» **TASK DESCRIPTION**:
In the data below, find each line containing the string "image" and return it.

(Dataset items)
★ ★ ★ ★
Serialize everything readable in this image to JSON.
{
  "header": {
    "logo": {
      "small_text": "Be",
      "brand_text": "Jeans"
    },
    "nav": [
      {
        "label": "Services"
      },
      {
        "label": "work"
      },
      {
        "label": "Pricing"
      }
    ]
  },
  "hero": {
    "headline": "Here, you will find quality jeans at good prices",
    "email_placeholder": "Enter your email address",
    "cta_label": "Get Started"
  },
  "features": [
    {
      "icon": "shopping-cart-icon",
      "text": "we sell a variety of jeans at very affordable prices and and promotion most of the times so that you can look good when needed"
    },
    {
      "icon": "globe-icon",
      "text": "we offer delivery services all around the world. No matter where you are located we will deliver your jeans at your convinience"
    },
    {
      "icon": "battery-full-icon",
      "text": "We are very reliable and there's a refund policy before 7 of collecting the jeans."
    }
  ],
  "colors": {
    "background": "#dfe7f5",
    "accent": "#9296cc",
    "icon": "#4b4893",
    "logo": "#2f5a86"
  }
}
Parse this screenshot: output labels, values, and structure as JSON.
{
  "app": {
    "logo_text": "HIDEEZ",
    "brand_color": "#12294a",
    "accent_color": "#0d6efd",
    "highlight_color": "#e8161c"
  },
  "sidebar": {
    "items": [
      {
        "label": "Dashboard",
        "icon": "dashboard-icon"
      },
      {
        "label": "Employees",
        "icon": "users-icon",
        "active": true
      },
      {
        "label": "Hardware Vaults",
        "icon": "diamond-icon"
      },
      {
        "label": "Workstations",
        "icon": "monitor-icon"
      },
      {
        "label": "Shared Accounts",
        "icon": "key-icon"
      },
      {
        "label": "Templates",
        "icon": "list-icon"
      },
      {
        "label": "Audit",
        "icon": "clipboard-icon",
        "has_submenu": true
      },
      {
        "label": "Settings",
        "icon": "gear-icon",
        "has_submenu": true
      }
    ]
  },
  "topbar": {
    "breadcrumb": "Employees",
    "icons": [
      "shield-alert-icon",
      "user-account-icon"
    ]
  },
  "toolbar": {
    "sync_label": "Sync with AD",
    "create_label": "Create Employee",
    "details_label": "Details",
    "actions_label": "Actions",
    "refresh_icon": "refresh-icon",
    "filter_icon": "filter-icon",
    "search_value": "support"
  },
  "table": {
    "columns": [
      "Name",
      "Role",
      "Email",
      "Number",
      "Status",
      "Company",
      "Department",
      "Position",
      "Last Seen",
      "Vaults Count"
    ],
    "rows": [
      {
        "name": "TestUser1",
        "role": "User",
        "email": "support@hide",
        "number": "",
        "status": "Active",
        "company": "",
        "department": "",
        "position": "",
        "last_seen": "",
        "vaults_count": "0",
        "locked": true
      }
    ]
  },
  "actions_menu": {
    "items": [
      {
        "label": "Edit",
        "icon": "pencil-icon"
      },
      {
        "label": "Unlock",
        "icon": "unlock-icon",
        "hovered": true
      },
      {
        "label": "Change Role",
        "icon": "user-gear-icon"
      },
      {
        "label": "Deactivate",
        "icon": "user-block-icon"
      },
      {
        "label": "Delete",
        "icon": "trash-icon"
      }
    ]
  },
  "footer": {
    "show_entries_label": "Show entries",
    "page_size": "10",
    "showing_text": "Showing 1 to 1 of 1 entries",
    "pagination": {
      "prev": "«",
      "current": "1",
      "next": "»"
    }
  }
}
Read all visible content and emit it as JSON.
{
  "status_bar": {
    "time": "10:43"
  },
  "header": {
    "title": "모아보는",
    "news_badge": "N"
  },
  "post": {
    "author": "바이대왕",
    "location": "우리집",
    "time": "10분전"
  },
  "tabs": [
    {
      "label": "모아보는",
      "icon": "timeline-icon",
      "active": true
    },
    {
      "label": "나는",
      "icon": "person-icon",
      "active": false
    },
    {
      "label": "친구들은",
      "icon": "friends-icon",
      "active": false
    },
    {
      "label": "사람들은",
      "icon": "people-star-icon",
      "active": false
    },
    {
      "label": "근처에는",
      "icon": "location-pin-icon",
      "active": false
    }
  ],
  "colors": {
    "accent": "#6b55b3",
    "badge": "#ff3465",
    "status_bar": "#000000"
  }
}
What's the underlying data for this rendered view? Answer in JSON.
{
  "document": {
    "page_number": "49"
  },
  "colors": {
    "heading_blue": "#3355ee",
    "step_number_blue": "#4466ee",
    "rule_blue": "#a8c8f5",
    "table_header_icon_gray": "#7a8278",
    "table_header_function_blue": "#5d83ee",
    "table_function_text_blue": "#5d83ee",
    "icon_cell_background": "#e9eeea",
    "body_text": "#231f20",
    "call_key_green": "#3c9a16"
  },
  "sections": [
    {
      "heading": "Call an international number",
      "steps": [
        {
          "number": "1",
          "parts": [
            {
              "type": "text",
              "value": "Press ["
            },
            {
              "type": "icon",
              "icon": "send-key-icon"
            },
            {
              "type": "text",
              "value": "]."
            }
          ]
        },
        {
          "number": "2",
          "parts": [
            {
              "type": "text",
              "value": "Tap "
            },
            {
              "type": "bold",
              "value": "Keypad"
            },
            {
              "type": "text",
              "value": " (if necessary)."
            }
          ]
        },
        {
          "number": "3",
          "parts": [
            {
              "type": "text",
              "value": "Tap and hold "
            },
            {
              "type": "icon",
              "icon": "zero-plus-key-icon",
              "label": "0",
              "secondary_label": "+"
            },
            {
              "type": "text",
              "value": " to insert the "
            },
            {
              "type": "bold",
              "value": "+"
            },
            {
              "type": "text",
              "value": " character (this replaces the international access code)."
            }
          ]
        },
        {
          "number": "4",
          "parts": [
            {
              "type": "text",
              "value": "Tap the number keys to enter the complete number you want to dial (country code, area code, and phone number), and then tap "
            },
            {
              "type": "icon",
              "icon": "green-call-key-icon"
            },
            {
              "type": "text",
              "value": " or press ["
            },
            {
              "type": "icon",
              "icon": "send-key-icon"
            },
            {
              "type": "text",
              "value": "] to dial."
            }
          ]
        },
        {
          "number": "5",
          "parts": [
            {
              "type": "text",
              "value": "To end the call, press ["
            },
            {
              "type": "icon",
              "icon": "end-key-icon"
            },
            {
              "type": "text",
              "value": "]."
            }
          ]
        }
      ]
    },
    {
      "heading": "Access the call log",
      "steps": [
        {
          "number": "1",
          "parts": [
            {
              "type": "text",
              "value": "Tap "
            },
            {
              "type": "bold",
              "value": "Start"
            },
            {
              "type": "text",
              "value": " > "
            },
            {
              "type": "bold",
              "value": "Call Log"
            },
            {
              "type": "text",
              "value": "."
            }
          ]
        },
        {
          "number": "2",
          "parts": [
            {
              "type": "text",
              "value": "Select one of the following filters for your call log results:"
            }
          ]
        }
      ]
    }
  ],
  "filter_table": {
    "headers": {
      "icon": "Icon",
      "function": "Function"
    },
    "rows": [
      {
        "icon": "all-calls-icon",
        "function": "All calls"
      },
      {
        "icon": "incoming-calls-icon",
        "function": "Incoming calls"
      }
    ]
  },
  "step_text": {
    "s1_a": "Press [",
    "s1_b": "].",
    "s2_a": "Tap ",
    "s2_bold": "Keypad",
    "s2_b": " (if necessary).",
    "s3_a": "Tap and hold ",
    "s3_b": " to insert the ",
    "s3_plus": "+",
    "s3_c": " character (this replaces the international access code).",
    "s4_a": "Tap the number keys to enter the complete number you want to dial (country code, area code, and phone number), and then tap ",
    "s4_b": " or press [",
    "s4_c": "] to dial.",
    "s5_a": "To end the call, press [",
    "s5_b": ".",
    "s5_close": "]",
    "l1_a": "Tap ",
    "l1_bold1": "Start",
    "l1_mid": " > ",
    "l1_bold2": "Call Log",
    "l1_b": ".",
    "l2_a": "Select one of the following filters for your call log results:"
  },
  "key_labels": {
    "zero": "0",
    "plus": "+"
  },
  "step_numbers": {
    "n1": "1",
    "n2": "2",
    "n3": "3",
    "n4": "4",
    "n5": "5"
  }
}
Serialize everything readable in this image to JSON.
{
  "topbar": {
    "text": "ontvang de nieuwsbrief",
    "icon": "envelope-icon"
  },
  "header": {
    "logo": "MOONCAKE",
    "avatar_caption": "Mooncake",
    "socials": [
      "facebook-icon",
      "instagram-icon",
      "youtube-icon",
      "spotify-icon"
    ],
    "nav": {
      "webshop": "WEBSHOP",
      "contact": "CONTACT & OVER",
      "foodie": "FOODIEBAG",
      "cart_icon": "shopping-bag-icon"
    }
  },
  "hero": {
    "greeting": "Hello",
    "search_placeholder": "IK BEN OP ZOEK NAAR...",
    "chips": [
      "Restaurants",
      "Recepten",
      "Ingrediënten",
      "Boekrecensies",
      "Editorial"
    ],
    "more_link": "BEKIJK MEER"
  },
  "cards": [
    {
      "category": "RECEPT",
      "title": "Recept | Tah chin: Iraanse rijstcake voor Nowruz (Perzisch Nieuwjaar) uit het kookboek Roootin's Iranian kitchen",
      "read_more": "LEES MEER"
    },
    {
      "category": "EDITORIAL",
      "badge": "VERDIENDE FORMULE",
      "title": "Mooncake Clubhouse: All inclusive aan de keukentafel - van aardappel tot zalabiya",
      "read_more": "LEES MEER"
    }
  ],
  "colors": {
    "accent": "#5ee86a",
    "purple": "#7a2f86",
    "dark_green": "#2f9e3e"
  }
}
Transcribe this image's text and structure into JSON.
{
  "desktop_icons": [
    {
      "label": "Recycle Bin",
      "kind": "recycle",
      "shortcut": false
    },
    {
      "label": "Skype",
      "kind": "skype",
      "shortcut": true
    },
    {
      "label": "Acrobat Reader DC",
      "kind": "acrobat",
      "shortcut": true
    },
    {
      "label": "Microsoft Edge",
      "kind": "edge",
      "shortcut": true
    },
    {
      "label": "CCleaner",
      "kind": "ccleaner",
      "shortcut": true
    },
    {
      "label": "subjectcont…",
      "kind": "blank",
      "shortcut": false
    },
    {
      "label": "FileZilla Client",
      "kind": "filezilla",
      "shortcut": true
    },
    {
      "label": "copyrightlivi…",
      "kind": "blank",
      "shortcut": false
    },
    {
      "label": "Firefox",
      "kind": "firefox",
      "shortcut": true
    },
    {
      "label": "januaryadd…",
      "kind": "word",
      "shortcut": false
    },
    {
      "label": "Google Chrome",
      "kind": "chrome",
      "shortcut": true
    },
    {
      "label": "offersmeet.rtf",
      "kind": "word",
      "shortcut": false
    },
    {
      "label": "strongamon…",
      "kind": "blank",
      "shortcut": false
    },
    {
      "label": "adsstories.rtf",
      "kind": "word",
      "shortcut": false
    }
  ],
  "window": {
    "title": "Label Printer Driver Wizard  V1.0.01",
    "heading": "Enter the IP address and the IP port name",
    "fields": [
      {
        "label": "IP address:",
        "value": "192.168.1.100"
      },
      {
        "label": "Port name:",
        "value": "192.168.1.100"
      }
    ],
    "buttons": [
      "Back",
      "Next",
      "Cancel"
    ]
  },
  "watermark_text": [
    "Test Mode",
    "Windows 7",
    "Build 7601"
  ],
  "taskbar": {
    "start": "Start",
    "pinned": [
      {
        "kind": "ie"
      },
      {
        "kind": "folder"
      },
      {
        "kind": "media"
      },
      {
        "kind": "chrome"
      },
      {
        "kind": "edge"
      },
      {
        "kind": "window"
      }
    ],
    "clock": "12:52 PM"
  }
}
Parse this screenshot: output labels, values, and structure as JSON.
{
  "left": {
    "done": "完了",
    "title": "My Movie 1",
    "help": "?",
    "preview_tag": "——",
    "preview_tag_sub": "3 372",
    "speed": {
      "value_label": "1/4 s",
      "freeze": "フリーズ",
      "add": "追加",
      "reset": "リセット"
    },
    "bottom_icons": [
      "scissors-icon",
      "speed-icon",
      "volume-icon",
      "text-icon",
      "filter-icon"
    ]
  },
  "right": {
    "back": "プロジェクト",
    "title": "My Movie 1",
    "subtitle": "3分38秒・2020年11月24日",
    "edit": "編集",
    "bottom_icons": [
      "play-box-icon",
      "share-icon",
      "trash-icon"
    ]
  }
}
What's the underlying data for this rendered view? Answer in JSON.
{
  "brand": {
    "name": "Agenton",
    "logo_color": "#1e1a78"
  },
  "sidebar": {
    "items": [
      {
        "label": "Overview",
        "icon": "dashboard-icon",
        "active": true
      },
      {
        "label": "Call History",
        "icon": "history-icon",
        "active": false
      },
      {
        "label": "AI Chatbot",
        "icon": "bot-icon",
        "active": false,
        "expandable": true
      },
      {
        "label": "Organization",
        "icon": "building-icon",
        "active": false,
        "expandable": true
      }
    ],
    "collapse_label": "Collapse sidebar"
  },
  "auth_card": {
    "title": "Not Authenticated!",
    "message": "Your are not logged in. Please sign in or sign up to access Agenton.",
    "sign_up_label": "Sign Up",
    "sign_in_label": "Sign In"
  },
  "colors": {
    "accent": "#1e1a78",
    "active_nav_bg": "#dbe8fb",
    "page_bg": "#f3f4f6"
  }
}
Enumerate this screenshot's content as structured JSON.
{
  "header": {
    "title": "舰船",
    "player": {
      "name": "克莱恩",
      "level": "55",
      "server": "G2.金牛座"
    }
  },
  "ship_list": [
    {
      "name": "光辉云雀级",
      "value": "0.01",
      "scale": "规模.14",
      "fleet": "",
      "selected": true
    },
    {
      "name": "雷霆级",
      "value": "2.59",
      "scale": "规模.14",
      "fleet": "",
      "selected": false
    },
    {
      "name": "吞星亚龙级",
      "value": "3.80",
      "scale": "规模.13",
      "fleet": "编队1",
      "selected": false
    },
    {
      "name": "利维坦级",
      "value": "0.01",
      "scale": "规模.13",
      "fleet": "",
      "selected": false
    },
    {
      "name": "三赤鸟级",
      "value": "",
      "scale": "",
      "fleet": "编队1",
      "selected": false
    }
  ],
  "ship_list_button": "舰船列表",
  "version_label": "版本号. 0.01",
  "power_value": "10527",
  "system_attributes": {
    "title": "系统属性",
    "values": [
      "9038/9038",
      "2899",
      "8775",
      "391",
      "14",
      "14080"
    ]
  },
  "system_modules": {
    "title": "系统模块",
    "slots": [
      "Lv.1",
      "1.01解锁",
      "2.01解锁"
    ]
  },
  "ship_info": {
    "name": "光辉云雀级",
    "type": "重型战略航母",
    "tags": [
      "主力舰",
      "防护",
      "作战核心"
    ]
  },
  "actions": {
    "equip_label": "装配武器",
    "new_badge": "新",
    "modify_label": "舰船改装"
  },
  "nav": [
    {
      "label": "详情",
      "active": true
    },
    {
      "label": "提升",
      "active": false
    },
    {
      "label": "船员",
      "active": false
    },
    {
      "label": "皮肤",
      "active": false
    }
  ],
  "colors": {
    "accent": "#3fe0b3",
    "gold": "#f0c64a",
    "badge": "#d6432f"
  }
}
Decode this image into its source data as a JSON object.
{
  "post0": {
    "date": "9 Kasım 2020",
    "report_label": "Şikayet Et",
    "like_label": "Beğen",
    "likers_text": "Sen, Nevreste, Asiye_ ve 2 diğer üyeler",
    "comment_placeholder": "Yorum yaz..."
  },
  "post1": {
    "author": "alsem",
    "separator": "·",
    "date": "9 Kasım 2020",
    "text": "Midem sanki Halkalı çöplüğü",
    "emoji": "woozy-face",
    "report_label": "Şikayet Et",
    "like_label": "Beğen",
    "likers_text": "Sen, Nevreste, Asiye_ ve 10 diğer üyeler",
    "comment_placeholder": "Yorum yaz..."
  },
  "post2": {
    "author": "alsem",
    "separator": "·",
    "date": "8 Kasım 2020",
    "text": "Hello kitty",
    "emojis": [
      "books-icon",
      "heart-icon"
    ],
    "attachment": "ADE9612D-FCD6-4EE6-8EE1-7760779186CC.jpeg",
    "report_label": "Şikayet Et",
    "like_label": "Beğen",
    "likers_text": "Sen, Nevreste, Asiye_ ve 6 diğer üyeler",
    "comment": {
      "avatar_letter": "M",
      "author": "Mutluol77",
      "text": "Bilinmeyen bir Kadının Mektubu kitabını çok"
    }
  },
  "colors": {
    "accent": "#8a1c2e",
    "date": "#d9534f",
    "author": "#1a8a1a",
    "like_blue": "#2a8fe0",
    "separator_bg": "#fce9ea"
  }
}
★ ★ ★ ★
» **ANSWER FOR THE TASK**:
Serialize everything readable in this image to JSON.
Serialize everything readable in this image to JSON.
Transcribe this image's text and structure into JSON.
Decode this image into its source data as a JSON object.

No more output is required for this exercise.